* Task to carry out *
Pull out every line of the listing below where "図表などの無断転載を禁じます" appears.
* * * * * * * * *
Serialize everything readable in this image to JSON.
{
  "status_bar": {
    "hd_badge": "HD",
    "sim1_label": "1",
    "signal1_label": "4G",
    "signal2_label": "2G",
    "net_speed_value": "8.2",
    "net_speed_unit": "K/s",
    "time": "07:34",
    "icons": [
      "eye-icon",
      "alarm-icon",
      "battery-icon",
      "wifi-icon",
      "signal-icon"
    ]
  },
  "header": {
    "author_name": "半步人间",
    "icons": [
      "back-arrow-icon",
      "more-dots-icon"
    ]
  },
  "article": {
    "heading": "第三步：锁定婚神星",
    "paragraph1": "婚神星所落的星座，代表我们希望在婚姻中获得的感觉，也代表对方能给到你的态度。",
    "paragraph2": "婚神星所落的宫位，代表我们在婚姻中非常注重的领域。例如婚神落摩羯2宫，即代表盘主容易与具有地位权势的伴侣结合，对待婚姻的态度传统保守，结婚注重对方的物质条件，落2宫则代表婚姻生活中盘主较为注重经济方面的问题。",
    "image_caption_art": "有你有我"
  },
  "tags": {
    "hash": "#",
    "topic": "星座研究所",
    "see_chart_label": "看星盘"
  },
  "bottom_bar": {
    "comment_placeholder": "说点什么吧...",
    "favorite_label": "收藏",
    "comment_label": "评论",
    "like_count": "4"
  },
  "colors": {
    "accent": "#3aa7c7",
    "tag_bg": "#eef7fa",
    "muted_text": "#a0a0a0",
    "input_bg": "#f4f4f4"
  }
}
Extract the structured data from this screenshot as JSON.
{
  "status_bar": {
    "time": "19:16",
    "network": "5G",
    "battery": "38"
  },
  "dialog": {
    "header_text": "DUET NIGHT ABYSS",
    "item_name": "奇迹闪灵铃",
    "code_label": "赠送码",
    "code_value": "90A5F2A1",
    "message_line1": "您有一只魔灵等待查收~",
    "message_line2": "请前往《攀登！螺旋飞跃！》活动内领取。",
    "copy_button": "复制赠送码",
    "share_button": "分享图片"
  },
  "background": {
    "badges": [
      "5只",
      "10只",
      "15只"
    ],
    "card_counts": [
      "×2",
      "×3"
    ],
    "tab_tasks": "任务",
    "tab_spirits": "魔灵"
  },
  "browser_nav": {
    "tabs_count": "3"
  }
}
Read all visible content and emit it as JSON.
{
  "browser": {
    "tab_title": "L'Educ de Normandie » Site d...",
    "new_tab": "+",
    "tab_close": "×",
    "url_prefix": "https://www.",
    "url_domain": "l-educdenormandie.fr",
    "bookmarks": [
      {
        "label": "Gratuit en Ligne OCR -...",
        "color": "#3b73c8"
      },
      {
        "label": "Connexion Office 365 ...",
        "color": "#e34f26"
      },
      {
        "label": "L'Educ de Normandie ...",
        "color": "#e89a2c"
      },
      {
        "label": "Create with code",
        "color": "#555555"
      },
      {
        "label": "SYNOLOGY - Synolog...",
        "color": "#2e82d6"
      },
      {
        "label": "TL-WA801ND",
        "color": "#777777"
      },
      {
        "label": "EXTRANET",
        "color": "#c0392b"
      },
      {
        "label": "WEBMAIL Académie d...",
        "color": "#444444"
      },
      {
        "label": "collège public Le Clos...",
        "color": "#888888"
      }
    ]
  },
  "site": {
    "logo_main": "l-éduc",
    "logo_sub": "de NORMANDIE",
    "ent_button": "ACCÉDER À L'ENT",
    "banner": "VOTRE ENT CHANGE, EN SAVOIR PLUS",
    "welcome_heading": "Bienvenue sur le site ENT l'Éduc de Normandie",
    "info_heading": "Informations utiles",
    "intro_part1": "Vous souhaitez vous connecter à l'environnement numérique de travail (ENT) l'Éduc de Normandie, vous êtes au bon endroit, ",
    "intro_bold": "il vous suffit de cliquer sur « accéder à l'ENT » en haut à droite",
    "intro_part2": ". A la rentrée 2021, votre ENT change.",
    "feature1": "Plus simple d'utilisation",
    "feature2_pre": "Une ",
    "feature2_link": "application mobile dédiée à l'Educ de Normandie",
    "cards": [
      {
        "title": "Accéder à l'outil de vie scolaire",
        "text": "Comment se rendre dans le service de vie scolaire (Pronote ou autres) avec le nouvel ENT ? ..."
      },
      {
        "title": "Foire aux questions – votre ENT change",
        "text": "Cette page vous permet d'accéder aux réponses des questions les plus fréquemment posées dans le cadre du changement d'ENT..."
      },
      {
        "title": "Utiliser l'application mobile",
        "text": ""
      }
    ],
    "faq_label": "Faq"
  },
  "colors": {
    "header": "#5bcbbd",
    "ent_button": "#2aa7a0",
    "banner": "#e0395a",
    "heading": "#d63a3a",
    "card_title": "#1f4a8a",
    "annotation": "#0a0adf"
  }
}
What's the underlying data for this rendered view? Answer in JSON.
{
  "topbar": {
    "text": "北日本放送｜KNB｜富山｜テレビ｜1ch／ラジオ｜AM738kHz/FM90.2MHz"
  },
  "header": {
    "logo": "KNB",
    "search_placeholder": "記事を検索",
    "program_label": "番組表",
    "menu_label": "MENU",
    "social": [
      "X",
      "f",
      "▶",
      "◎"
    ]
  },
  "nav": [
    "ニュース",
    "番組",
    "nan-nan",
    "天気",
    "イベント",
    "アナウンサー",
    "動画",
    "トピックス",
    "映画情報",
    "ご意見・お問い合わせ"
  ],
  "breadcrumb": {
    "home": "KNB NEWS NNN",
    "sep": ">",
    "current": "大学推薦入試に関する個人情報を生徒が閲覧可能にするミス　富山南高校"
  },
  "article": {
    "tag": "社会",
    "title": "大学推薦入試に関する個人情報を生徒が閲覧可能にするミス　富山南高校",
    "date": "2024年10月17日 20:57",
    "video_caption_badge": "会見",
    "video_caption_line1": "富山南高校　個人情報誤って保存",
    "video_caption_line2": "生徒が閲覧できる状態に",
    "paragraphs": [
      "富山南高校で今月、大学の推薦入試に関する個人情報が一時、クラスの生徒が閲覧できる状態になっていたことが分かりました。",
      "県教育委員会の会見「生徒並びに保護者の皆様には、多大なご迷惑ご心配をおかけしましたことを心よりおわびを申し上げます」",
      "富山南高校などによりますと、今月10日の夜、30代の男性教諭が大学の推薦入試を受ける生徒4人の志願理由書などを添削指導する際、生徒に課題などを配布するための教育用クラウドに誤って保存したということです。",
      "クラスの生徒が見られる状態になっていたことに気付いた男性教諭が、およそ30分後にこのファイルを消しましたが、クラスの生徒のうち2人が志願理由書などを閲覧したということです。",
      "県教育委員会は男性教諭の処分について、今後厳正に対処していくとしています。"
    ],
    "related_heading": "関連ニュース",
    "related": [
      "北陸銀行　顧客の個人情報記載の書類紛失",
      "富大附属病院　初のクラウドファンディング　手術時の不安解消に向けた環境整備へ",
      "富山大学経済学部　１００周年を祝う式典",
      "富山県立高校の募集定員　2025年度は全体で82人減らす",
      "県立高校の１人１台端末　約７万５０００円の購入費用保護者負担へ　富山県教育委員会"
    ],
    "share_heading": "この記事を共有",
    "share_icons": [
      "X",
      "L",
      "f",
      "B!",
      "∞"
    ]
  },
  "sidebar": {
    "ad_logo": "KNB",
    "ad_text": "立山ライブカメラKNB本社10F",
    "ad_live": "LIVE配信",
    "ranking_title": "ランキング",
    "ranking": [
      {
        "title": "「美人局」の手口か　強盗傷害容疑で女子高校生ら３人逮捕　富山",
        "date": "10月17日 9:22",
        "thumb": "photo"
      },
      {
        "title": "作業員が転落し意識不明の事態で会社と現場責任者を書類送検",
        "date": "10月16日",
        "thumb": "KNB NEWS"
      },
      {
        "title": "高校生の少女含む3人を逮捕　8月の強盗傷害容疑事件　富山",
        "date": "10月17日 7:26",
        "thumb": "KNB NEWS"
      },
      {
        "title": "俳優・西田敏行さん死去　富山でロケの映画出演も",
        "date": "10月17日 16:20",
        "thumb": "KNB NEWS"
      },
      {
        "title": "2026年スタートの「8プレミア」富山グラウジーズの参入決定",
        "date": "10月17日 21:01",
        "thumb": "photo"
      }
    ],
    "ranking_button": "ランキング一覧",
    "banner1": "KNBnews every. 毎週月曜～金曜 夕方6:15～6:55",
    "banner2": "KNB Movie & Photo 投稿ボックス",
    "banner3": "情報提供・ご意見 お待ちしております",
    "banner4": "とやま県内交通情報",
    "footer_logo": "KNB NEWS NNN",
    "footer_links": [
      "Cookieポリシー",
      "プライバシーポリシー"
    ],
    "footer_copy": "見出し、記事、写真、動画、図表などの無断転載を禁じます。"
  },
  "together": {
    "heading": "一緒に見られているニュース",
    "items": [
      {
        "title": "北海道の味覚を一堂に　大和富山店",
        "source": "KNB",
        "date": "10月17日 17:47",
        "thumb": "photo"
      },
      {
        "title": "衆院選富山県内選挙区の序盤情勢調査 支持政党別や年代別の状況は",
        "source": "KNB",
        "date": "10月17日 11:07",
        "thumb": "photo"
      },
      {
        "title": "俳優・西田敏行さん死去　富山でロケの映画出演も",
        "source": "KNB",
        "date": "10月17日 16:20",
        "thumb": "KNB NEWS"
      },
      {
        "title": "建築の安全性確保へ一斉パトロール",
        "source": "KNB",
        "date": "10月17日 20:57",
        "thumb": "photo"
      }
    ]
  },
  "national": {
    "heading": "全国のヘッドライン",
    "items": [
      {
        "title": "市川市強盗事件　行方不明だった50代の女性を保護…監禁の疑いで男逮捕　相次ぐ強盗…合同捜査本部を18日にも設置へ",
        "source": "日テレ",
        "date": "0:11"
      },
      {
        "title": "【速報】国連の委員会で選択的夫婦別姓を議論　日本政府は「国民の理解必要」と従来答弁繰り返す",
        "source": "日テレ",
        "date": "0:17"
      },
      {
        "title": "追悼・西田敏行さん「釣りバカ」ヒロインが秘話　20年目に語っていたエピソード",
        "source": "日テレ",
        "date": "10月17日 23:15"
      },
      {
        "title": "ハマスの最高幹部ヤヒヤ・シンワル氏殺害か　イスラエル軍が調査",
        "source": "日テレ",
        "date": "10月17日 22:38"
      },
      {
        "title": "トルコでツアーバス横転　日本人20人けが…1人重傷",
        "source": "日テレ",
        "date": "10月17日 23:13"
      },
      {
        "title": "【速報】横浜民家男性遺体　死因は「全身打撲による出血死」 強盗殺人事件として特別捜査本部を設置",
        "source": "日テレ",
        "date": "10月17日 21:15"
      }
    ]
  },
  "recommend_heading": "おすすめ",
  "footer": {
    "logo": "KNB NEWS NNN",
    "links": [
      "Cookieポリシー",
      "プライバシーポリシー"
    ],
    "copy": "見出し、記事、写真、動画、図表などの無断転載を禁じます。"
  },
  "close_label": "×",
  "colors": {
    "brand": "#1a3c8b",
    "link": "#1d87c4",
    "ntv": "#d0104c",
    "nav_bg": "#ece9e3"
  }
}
* * * * * * * * *
* Task output *
    "footer_copy": "見出し、記事、写真、動画、図表などの無断転載を禁じます。"
    "copy": "見出し、記事、写真、動画、図表などの無断転載を禁じます。"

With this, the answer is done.